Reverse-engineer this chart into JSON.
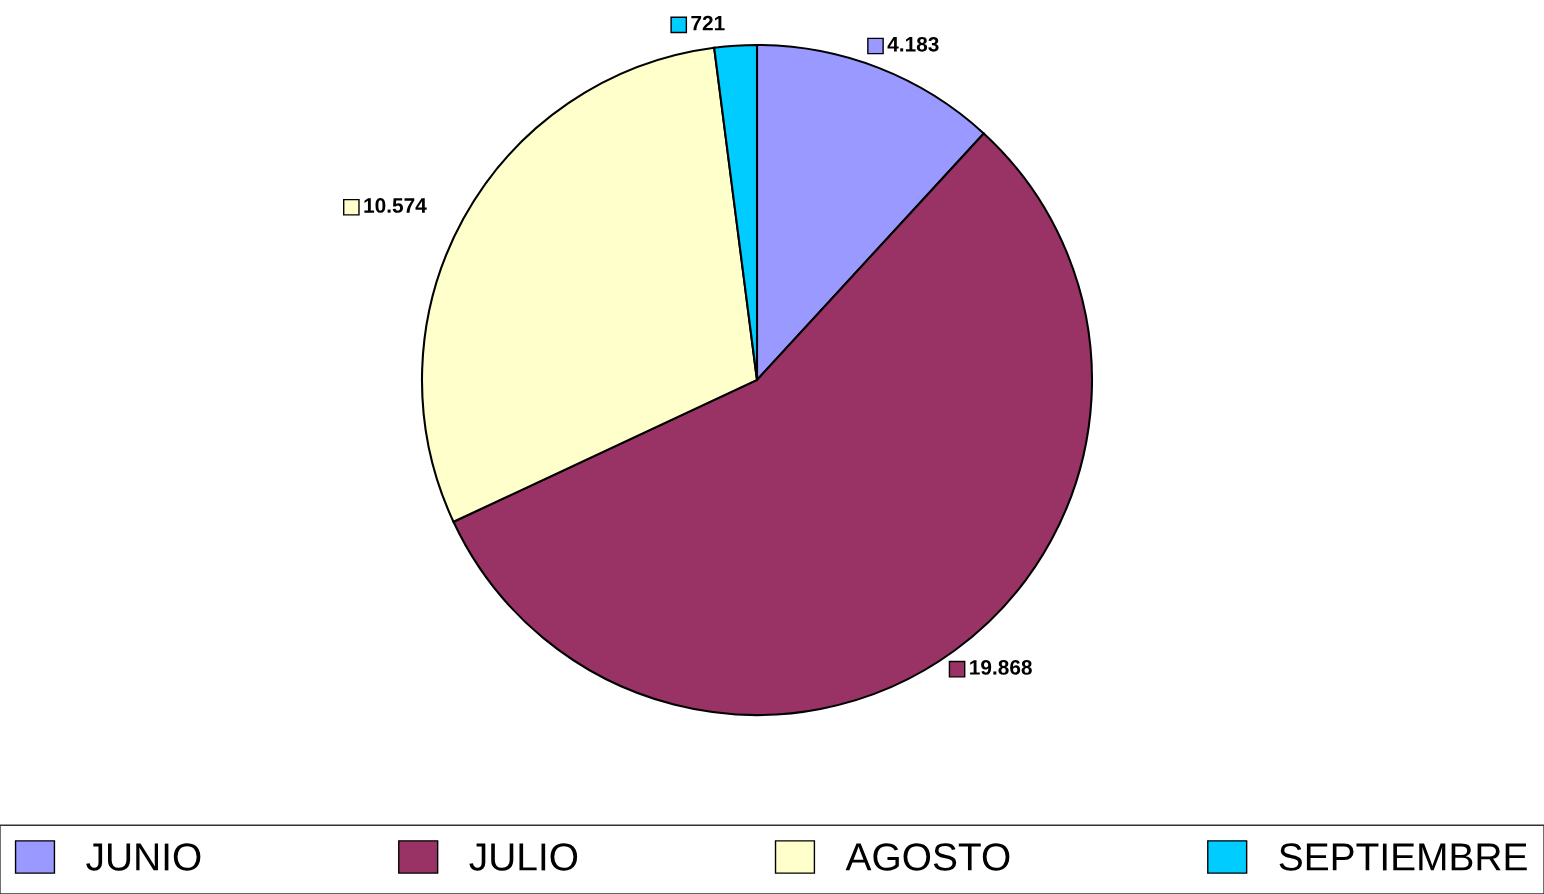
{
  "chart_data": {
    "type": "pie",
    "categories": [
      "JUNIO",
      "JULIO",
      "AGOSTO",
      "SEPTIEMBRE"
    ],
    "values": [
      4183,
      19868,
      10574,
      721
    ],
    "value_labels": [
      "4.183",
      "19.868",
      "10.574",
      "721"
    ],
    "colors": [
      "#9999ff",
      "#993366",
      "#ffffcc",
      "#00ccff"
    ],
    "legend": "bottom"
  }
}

==

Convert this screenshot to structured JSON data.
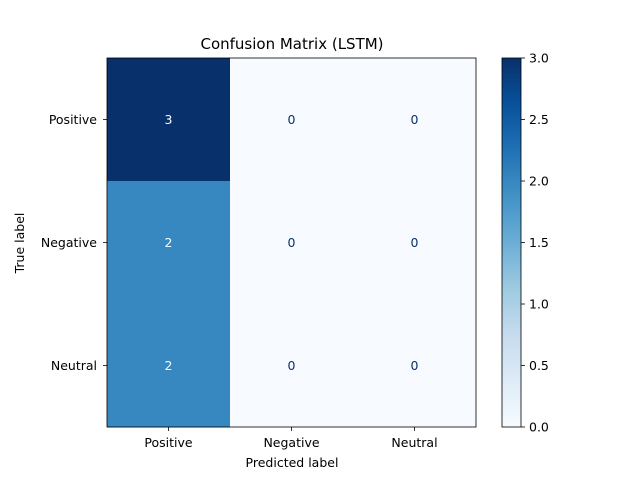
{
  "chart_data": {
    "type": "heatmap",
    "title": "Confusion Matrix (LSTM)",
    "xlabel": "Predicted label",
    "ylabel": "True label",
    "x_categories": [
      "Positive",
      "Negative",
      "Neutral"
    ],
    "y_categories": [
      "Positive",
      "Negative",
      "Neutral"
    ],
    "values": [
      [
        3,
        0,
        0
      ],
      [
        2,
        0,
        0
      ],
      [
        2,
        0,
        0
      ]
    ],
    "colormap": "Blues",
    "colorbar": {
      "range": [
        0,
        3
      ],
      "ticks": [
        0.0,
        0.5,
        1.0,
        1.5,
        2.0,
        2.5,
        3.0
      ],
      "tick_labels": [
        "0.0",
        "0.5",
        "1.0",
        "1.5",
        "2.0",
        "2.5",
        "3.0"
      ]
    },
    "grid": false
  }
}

* * *

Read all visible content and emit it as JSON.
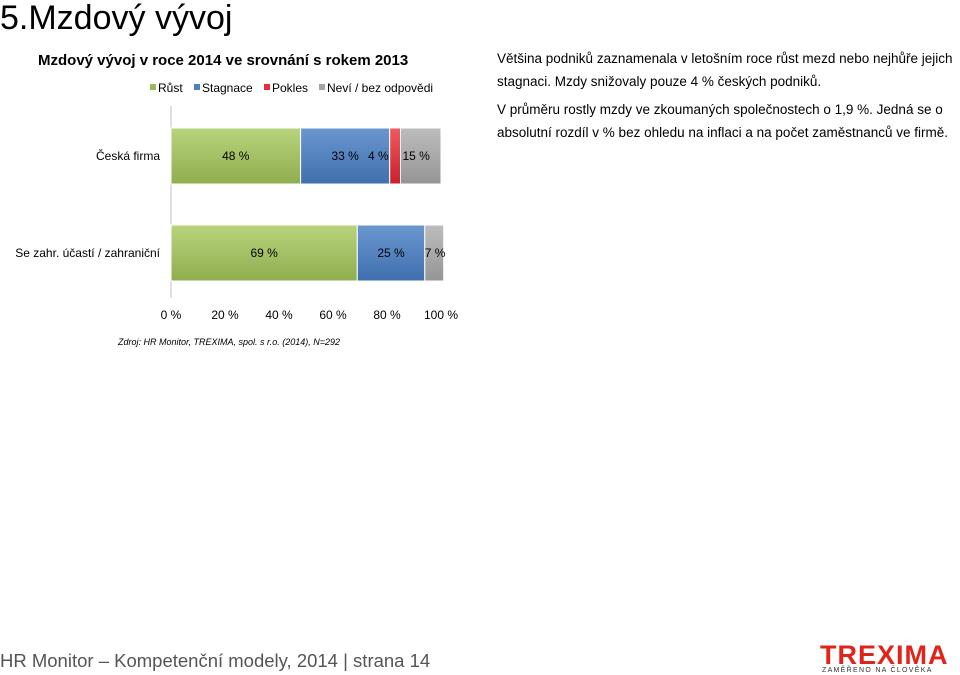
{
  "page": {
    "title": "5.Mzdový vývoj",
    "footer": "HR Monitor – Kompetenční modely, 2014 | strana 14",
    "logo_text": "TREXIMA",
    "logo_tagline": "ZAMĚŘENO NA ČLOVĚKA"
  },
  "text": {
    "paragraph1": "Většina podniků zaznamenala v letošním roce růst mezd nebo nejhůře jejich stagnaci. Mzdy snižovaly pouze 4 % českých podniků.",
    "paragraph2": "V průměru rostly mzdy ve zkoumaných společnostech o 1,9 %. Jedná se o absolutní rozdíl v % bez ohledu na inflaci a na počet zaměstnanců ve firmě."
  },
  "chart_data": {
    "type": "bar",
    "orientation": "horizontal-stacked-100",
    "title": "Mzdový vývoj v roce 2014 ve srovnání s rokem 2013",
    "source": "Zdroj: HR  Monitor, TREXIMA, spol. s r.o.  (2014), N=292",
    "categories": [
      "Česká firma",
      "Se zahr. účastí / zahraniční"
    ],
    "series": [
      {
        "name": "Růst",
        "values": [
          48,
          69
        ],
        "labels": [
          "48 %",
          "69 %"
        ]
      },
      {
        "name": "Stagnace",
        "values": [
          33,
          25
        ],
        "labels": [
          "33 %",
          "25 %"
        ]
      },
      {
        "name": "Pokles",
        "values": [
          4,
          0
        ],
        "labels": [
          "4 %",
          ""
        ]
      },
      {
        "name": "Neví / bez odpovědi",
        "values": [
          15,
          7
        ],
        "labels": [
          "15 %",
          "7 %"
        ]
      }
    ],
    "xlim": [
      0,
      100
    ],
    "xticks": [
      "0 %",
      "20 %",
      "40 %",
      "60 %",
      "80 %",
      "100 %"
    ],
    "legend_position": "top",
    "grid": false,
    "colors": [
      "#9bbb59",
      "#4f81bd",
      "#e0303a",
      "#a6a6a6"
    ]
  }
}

### [What the exercise asks]
Track down the lines that include the word "Mzdový" and copy them.

### [Solution to the problem]
    "title": "5.Mzdový vývoj",
    "title": "Mzdový vývoj v roce 2014 ve srovnání s rokem 2013",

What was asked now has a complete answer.